▶ **What to work on**
Transcribe all the records with complete accuracy.

Data entries:
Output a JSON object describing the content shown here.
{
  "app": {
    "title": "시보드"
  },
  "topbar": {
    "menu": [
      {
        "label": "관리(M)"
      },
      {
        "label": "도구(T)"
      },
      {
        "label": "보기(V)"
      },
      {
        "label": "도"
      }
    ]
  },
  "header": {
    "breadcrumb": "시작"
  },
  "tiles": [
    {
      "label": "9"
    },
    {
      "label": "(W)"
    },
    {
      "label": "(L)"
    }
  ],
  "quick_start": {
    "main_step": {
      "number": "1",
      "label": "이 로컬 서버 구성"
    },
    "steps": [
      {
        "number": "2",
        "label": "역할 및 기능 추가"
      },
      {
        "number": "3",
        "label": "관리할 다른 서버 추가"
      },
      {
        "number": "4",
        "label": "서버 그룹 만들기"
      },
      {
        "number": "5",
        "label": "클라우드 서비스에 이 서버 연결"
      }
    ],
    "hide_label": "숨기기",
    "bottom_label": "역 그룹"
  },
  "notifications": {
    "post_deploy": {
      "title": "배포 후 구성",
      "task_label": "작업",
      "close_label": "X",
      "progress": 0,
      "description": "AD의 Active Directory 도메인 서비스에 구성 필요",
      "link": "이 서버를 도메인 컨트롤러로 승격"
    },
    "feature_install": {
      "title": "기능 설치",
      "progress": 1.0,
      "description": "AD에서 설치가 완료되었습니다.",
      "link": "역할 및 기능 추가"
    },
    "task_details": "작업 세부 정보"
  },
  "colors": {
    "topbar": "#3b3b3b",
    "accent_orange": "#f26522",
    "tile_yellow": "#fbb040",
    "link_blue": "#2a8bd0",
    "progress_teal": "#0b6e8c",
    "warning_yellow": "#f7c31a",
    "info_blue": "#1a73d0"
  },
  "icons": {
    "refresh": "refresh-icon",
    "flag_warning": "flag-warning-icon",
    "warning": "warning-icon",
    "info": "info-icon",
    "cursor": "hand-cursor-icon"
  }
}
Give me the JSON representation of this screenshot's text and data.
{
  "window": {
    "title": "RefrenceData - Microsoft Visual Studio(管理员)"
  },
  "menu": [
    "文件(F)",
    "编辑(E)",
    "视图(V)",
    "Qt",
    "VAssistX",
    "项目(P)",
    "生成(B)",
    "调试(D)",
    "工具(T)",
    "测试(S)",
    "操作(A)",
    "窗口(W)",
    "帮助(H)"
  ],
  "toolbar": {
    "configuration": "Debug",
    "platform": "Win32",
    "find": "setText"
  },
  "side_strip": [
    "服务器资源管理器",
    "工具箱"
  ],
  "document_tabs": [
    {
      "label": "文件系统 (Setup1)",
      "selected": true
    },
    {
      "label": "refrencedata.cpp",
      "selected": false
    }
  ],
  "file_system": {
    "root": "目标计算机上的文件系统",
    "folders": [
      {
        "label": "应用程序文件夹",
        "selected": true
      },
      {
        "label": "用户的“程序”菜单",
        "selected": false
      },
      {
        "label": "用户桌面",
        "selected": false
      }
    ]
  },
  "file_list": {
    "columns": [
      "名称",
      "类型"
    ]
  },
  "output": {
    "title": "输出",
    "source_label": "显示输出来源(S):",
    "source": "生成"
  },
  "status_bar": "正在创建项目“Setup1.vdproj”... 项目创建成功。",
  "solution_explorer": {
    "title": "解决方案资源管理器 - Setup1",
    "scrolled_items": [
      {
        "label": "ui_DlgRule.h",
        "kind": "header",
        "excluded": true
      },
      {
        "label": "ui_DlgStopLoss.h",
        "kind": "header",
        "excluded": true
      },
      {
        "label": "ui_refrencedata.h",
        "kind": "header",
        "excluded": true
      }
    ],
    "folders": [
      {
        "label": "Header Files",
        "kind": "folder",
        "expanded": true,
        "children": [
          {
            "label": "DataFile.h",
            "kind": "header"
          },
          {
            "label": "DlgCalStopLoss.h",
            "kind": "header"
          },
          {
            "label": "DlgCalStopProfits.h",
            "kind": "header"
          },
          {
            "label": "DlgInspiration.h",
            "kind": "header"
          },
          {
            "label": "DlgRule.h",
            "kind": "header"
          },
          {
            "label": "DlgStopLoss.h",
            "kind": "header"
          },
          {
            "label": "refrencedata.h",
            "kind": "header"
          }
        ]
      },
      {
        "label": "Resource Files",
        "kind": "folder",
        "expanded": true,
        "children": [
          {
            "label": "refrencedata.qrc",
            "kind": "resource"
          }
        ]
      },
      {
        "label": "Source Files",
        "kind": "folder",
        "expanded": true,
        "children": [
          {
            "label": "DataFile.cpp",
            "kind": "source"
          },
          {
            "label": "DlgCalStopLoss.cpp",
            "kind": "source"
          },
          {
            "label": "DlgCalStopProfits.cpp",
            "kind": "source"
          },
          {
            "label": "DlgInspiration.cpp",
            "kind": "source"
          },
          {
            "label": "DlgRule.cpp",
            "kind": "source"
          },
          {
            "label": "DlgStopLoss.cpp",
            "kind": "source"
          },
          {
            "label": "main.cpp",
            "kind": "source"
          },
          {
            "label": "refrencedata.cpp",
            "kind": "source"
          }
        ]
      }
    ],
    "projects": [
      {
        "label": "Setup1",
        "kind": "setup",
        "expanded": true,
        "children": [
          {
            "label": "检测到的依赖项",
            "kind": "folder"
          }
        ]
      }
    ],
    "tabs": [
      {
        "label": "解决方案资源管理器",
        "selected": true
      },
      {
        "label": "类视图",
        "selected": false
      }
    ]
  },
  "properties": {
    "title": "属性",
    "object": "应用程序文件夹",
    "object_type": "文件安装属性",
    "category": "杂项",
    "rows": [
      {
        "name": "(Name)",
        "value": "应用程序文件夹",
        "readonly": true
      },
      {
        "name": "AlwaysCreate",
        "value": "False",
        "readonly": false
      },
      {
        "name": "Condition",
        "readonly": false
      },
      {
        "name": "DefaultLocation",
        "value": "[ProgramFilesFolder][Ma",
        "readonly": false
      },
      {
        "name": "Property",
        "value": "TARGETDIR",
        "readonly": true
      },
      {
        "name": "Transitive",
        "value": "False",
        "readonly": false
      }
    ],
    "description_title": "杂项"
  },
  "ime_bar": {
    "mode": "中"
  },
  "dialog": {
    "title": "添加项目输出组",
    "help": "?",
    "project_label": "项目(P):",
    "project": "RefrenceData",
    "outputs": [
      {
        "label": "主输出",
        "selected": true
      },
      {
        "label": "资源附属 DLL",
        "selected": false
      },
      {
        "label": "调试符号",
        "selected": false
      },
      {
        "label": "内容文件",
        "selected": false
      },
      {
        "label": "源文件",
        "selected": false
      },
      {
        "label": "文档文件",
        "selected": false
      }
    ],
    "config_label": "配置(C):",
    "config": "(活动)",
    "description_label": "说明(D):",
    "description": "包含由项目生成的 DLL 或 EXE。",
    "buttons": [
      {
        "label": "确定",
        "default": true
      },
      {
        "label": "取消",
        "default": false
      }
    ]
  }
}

▶ **Correct result**
Output a JSON object describing the content shown here.
{
  "app": {
    "title": "시보드"
  },
  "topbar": {
    "menu": [
      {
        "label": "관리(M)"
      },
      {
        "label": "도구(T)"
      },
      {
        "label": "보기(V)"
      },
      {
        "label": "도"
      }
    ]
  },
  "header": {
    "breadcrumb": "시작"
  },
  "tiles": [
    {
      "label": "9"
    },
    {
      "label": "(W)"
    },
    {
      "label": "(L)"
    }
  ],
  "quick_start": {
    "main_step": {
      "number": "1",
      "label": "이 로컬 서버 구성"
    },
    "steps": [
      {
        "number": "2",
        "label": "역할 및 기능 추가"
      },
      {
        "number": "3",
        "label": "관리할 다른 서버 추가"
      },
      {
        "number": "4",
        "label": "서버 그룹 만들기"
      },
      {
        "number": "5",
        "label": "클라우드 서비스에 이 서버 연결"
      }
    ],
    "hide_label": "숨기기",
    "bottom_label": "역 그룹"
  },
  "notifications": {
    "post_deploy": {
      "title": "배포 후 구성",
      "task_label": "작업",
      "close_label": "X",
      "progress": 0,
      "description": "AD의 Active Directory 도메인 서비스에 구성 필요",
      "link": "이 서버를 도메인 컨트롤러로 승격"
    },
    "feature_install": {
      "title": "기능 설치",
      "progress": 1.0,
      "description": "AD에서 설치가 완료되었습니다.",
      "link": "역할 및 기능 추가"
    },
    "task_details": "작업 세부 정보"
  },
  "colors": {
    "topbar": "#3b3b3b",
    "accent_orange": "#f26522",
    "tile_yellow": "#fbb040",
    "link_blue": "#2a8bd0",
    "progress_teal": "#0b6e8c",
    "warning_yellow": "#f7c31a",
    "info_blue": "#1a73d0"
  },
  "icons": {
    "refresh": "refresh-icon",
    "flag_warning": "flag-warning-icon",
    "warning": "warning-icon",
    "info": "info-icon",
    "cursor": "hand-cursor-icon"
  }
}
Give me the JSON representation of this screenshot's text and data.
{
  "window": {
    "title": "RefrenceData - Microsoft Visual Studio(管理员)"
  },
  "menu": [
    "文件(F)",
    "编辑(E)",
    "视图(V)",
    "Qt",
    "VAssistX",
    "项目(P)",
    "生成(B)",
    "调试(D)",
    "工具(T)",
    "测试(S)",
    "操作(A)",
    "窗口(W)",
    "帮助(H)"
  ],
  "toolbar": {
    "configuration": "Debug",
    "platform": "Win32",
    "find": "setText"
  },
  "side_strip": [
    "服务器资源管理器",
    "工具箱"
  ],
  "document_tabs": [
    {
      "label": "文件系统 (Setup1)",
      "selected": true
    },
    {
      "label": "refrencedata.cpp",
      "selected": false
    }
  ],
  "file_system": {
    "root": "目标计算机上的文件系统",
    "folders": [
      {
        "label": "应用程序文件夹",
        "selected": true
      },
      {
        "label": "用户的“程序”菜单",
        "selected": false
      },
      {
        "label": "用户桌面",
        "selected": false
      }
    ]
  },
  "file_list": {
    "columns": [
      "名称",
      "类型"
    ]
  },
  "output": {
    "title": "输出",
    "source_label": "显示输出来源(S):",
    "source": "生成"
  },
  "status_bar": "正在创建项目“Setup1.vdproj”... 项目创建成功。",
  "solution_explorer": {
    "title": "解决方案资源管理器 - Setup1",
    "scrolled_items": [
      {
        "label": "ui_DlgRule.h",
        "kind": "header",
        "excluded": true
      },
      {
        "label": "ui_DlgStopLoss.h",
        "kind": "header",
        "excluded": true
      },
      {
        "label": "ui_refrencedata.h",
        "kind": "header",
        "excluded": true
      }
    ],
    "folders": [
      {
        "label": "Header Files",
        "kind": "folder",
        "expanded": true,
        "children": [
          {
            "label": "DataFile.h",
            "kind": "header"
          },
          {
            "label": "DlgCalStopLoss.h",
            "kind": "header"
          },
          {
            "label": "DlgCalStopProfits.h",
            "kind": "header"
          },
          {
            "label": "DlgInspiration.h",
            "kind": "header"
          },
          {
            "label": "DlgRule.h",
            "kind": "header"
          },
          {
            "label": "DlgStopLoss.h",
            "kind": "header"
          },
          {
            "label": "refrencedata.h",
            "kind": "header"
          }
        ]
      },
      {
        "label": "Resource Files",
        "kind": "folder",
        "expanded": true,
        "children": [
          {
            "label": "refrencedata.qrc",
            "kind": "resource"
          }
        ]
      },
      {
        "label": "Source Files",
        "kind": "folder",
        "expanded": true,
        "children": [
          {
            "label": "DataFile.cpp",
            "kind": "source"
          },
          {
            "label": "DlgCalStopLoss.cpp",
            "kind": "source"
          },
          {
            "label": "DlgCalStopProfits.cpp",
            "kind": "source"
          },
          {
            "label": "DlgInspiration.cpp",
            "kind": "source"
          },
          {
            "label": "DlgRule.cpp",
            "kind": "source"
          },
          {
            "label": "DlgStopLoss.cpp",
            "kind": "source"
          },
          {
            "label": "main.cpp",
            "kind": "source"
          },
          {
            "label": "refrencedata.cpp",
            "kind": "source"
          }
        ]
      }
    ],
    "projects": [
      {
        "label": "Setup1",
        "kind": "setup",
        "expanded": true,
        "children": [
          {
            "label": "检测到的依赖项",
            "kind": "folder"
          }
        ]
      }
    ],
    "tabs": [
      {
        "label": "解决方案资源管理器",
        "selected": true
      },
      {
        "label": "类视图",
        "selected": false
      }
    ]
  },
  "properties": {
    "title": "属性",
    "object": "应用程序文件夹",
    "object_type": "文件安装属性",
    "category": "杂项",
    "rows": [
      {
        "name": "(Name)",
        "value": "应用程序文件夹",
        "readonly": true
      },
      {
        "name": "AlwaysCreate",
        "value": "False",
        "readonly": false
      },
      {
        "name": "Condition",
        "readonly": false
      },
      {
        "name": "DefaultLocation",
        "value": "[ProgramFilesFolder][Ma",
        "readonly": false
      },
      {
        "name": "Property",
        "value": "TARGETDIR",
        "readonly": true
      },
      {
        "name": "Transitive",
        "value": "False",
        "readonly": false
      }
    ],
    "description_title": "杂项"
  },
  "ime_bar": {
    "mode": "中"
  },
  "dialog": {
    "title": "添加项目输出组",
    "help": "?",
    "project_label": "项目(P):",
    "project": "RefrenceData",
    "outputs": [
      {
        "label": "主输出",
        "selected": true
      },
      {
        "label": "资源附属 DLL",
        "selected": false
      },
      {
        "label": "调试符号",
        "selected": false
      },
      {
        "label": "内容文件",
        "selected": false
      },
      {
        "label": "源文件",
        "selected": false
      },
      {
        "label": "文档文件",
        "selected": false
      }
    ],
    "config_label": "配置(C):",
    "config": "(活动)",
    "description_label": "说明(D):",
    "description": "包含由项目生成的 DLL 或 EXE。",
    "buttons": [
      {
        "label": "确定",
        "default": true
      },
      {
        "label": "取消",
        "default": false
      }
    ]
  }
}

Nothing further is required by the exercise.